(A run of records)
.....
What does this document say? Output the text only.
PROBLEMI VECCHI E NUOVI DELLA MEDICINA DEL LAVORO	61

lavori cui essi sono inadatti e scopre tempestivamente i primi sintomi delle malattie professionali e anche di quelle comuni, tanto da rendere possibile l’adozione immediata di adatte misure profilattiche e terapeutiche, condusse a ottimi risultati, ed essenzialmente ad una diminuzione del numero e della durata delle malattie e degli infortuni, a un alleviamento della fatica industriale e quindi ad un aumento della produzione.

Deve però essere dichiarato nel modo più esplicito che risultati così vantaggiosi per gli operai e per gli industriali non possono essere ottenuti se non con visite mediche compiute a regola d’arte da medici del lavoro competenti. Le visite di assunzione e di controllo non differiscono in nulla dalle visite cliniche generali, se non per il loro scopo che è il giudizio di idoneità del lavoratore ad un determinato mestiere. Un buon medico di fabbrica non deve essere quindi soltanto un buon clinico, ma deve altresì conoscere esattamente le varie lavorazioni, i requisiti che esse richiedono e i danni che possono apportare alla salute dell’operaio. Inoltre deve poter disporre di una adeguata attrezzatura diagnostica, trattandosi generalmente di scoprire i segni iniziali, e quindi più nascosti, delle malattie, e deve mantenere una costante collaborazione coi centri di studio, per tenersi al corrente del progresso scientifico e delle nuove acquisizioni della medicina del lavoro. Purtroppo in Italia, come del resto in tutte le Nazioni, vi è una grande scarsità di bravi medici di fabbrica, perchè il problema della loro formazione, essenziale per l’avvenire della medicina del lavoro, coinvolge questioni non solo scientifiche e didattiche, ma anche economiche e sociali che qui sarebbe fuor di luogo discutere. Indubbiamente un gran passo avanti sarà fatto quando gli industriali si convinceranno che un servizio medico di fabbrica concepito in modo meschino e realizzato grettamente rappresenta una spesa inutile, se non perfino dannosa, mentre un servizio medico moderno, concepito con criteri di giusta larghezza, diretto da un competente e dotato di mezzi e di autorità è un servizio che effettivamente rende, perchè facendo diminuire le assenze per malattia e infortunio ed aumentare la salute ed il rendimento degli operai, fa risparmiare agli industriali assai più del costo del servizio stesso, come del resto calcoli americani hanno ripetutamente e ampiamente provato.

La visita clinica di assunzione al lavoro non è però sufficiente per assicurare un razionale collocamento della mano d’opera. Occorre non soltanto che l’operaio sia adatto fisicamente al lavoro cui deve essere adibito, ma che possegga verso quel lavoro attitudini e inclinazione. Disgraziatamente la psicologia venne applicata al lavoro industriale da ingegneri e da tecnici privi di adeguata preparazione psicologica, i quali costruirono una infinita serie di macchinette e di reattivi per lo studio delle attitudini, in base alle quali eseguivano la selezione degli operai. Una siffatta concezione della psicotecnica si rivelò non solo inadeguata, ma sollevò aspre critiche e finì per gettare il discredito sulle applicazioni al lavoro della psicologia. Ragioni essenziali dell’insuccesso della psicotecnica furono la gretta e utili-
.....
BRIEF: Reproduce the data shown above exactly.

SOLUTION TO THIS TASK:
What does this document say? Output the text only.
PROBLEMI VECCHI E NUOVI DELLA MEDICINA DEL LAVORO	61

lavori cui essi sono inadatti e scopre tempestivamente i primi sintomi delle malattie professionali e anche di quelle comuni, tanto da rendere possibile l’adozione immediata di adatte misure profilattiche e terapeutiche, condusse a ottimi risultati, ed essenzialmente ad una diminuzione del numero e della durata delle malattie e degli infortuni, a un alleviamento della fatica industriale e quindi ad un aumento della produzione.

Deve però essere dichiarato nel modo più esplicito che risultati così vantaggiosi per gli operai e per gli industriali non possono essere ottenuti se non con visite mediche compiute a regola d’arte da medici del lavoro competenti. Le visite di assunzione e di controllo non differiscono in nulla dalle visite cliniche generali, se non per il loro scopo che è il giudizio di idoneità del lavoratore ad un determinato mestiere. Un buon medico di fabbrica non deve essere quindi soltanto un buon clinico, ma deve altresì conoscere esattamente le varie lavorazioni, i requisiti che esse richiedono e i danni che possono apportare alla salute dell’operaio. Inoltre deve poter disporre di una adeguata attrezzatura diagnostica, trattandosi generalmente di scoprire i segni iniziali, e quindi più nascosti, delle malattie, e deve mantenere una costante collaborazione coi centri di studio, per tenersi al corrente del progresso scientifico e delle nuove acquisizioni della medicina del lavoro. Purtroppo in Italia, come del resto in tutte le Nazioni, vi è una grande scarsità di bravi medici di fabbrica, perchè il problema della loro formazione, essenziale per l’avvenire della medicina del lavoro, coinvolge questioni non solo scientifiche e didattiche, ma anche economiche e sociali che qui sarebbe fuor di luogo discutere. Indubbiamente un gran passo avanti sarà fatto quando gli industriali si convinceranno che un servizio medico di fabbrica concepito in modo meschino e realizzato grettamente rappresenta una spesa inutile, se non perfino dannosa, mentre un servizio medico moderno, concepito con criteri di giusta larghezza, diretto da un competente e dotato di mezzi e di autorità è un servizio che effettivamente rende, perchè facendo diminuire le assenze per malattia e infortunio ed aumentare la salute ed il rendimento degli operai, fa risparmiare agli industriali assai più del costo del servizio stesso, come del resto calcoli americani hanno ripetutamente e ampiamente provato.

La visita clinica di assunzione al lavoro non è però sufficiente per assicurare un razionale collocamento della mano d’opera. Occorre non soltanto che l’operaio sia adatto fisicamente al lavoro cui deve essere adibito, ma che possegga verso quel lavoro attitudini e inclinazione. Disgraziatamente la psicologia venne applicata al lavoro industriale da ingegneri e da tecnici privi di adeguata preparazione psicologica, i quali costruirono una infinita serie di macchinette e di reattivi per lo studio delle attitudini, in base alle quali eseguivano la selezione degli operai. Una siffatta concezione della psicotecnica si rivelò non solo inadeguata, ma sollevò aspre critiche e finì per gettare il discredito sulle applicazioni al lavoro della psicologia. Ragioni essenziali dell’insuccesso della psicotecnica furono la gretta e utili-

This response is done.